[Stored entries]
____________________
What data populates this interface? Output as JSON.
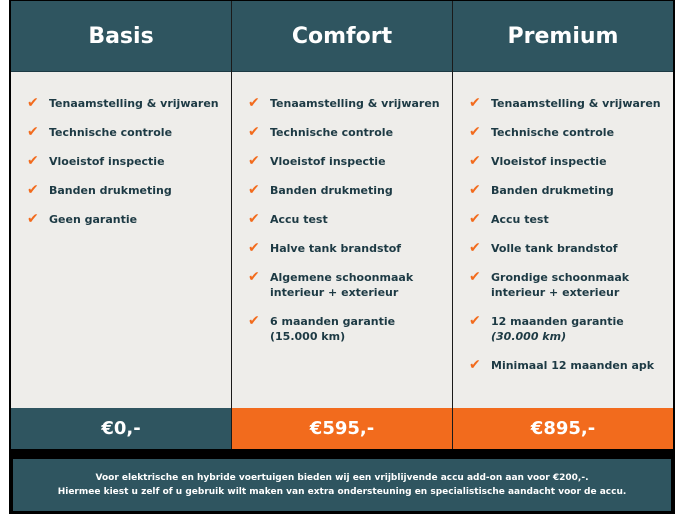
{
  "colors": {
    "header": "#2f5560",
    "accent": "#f26b1d",
    "body": "#eeedea",
    "text": "#1d3a44"
  },
  "plans": [
    {
      "name": "Basis",
      "price": "€0,-",
      "price_bg": "#2f5560",
      "items": [
        {
          "line1": "Tenaamstelling & vrijwaren"
        },
        {
          "line1": "Technische controle"
        },
        {
          "line1": "Vloeistof inspectie"
        },
        {
          "line1": "Banden drukmeting"
        },
        {
          "line1": "Geen garantie"
        }
      ]
    },
    {
      "name": "Comfort",
      "price": "€595,-",
      "price_bg": "#f26b1d",
      "items": [
        {
          "line1": "Tenaamstelling & vrijwaren"
        },
        {
          "line1": "Technische controle"
        },
        {
          "line1": "Vloeistof inspectie"
        },
        {
          "line1": "Banden drukmeting"
        },
        {
          "line1": "Accu test"
        },
        {
          "line1": "Halve tank brandstof"
        },
        {
          "line1": "Algemene schoonmaak",
          "line2": "interieur + exterieur"
        },
        {
          "line1": "6 maanden garantie",
          "line2": "(15.000 km)"
        }
      ]
    },
    {
      "name": "Premium",
      "price": "€895,-",
      "price_bg": "#f26b1d",
      "items": [
        {
          "line1": "Tenaamstelling & vrijwaren"
        },
        {
          "line1": "Technische controle"
        },
        {
          "line1": "Vloeistof inspectie"
        },
        {
          "line1": "Banden drukmeting"
        },
        {
          "line1": "Accu test"
        },
        {
          "line1": "Volle tank brandstof"
        },
        {
          "line1": "Grondige schoonmaak",
          "line2": "interieur + exterieur"
        },
        {
          "line1": "12 maanden garantie",
          "line2": "(30.000 km)",
          "line2_italic": true
        },
        {
          "line1": "Minimaal 12 maanden apk"
        }
      ]
    }
  ],
  "footer": {
    "line1": "Voor elektrische en hybride voertuigen bieden wij een vrijblijvende accu add-on aan voor €200,-.",
    "line2": "Hiermee kiest u zelf of u gebruik wilt maken van extra ondersteuning en specialistische aandacht voor de accu."
  }
}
____________________
* _Given task_
Select every line of the records holding the string "name".

* _Exercise response_
      "name": "Basis",
      "name": "Comfort",
      "name": "Premium",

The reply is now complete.